Go through the data below. List every line that holds the word "text".

[Data records]
#####
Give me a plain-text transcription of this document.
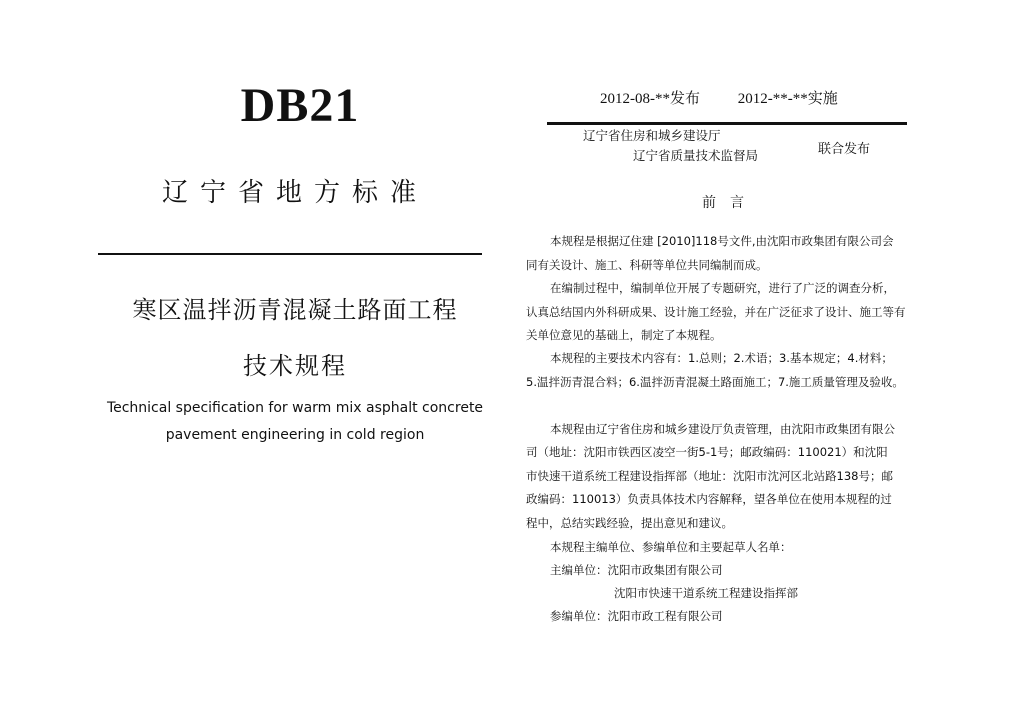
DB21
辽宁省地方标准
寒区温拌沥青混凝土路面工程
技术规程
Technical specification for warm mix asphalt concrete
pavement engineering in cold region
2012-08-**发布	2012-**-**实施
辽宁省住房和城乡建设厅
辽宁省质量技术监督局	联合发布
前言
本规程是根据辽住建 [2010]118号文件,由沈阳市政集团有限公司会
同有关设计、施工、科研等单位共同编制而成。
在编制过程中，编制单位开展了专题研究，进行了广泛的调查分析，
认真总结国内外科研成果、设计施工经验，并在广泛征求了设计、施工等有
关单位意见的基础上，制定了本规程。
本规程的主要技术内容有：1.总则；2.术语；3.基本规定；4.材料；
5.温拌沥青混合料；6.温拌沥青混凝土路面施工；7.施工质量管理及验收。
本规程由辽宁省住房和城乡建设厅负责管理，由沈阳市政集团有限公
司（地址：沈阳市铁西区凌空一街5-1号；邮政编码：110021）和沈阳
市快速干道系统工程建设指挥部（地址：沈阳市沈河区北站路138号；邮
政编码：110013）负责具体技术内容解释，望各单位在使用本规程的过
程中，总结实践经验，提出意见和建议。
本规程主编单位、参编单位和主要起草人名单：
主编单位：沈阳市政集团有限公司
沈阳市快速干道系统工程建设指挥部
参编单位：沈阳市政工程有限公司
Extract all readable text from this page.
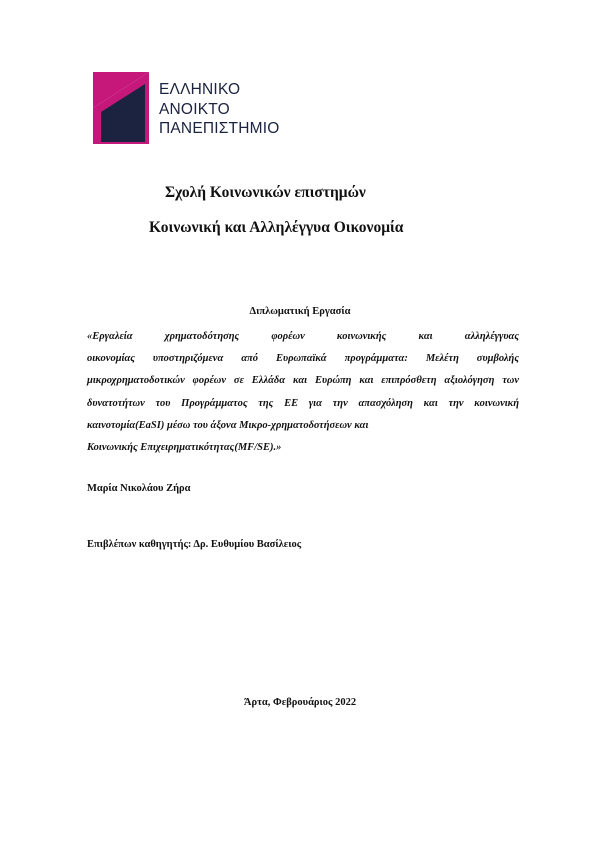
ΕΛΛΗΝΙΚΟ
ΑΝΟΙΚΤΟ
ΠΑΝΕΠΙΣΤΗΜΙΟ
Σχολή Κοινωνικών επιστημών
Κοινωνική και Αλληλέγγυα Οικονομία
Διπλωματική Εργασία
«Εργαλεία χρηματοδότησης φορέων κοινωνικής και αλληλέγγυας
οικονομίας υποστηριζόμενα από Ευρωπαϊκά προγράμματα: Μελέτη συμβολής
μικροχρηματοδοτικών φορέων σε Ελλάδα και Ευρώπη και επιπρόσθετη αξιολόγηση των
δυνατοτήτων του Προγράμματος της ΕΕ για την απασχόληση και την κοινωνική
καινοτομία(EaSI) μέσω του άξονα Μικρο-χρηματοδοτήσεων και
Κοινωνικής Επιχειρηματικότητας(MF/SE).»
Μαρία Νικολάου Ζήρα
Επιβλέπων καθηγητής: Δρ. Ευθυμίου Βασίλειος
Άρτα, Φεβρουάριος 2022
#####
### Result of the task
Give me a plain-text transcription of this document.
Extract all readable text from this page.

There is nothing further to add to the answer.